━━ Source records

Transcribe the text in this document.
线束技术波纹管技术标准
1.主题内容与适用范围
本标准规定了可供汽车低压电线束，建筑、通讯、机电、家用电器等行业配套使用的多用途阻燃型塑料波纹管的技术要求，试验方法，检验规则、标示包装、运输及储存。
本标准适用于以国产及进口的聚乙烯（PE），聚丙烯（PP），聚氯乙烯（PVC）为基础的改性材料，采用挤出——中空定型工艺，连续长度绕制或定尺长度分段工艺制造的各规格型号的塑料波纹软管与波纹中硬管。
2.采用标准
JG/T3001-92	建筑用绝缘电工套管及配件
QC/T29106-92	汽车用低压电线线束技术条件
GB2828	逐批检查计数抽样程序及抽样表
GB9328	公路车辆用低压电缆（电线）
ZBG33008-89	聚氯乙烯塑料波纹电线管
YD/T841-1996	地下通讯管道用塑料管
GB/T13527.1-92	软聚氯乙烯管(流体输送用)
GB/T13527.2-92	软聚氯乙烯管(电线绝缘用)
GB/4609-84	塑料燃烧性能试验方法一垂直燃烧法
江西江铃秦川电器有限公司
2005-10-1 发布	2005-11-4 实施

━━━━

## Objective
Please repeat all the records above exactly as they appear.

## Exercise solution
Transcribe the text in this document.
线束技术波纹管技术标准
1.主题内容与适用范围
本标准规定了可供汽车低压电线束，建筑、通讯、机电、家用电器等行业配套使用的多用途阻燃型塑料波纹管的技术要求，试验方法，检验规则、标示包装、运输及储存。
本标准适用于以国产及进口的聚乙烯（PE），聚丙烯（PP），聚氯乙烯（PVC）为基础的改性材料，采用挤出——中空定型工艺，连续长度绕制或定尺长度分段工艺制造的各规格型号的塑料波纹软管与波纹中硬管。
2.采用标准
JG/T3001-92	建筑用绝缘电工套管及配件
QC/T29106-92	汽车用低压电线线束技术条件
GB2828	逐批检查计数抽样程序及抽样表
GB9328	公路车辆用低压电缆（电线）
ZBG33008-89	聚氯乙烯塑料波纹电线管
YD/T841-1996	地下通讯管道用塑料管
GB/T13527.1-92	软聚氯乙烯管(流体输送用)
GB/T13527.2-92	软聚氯乙烯管(电线绝缘用)
GB/4609-84	塑料燃烧性能试验方法一垂直燃烧法
江西江铃秦川电器有限公司
2005-10-1 发布	2005-11-4 实施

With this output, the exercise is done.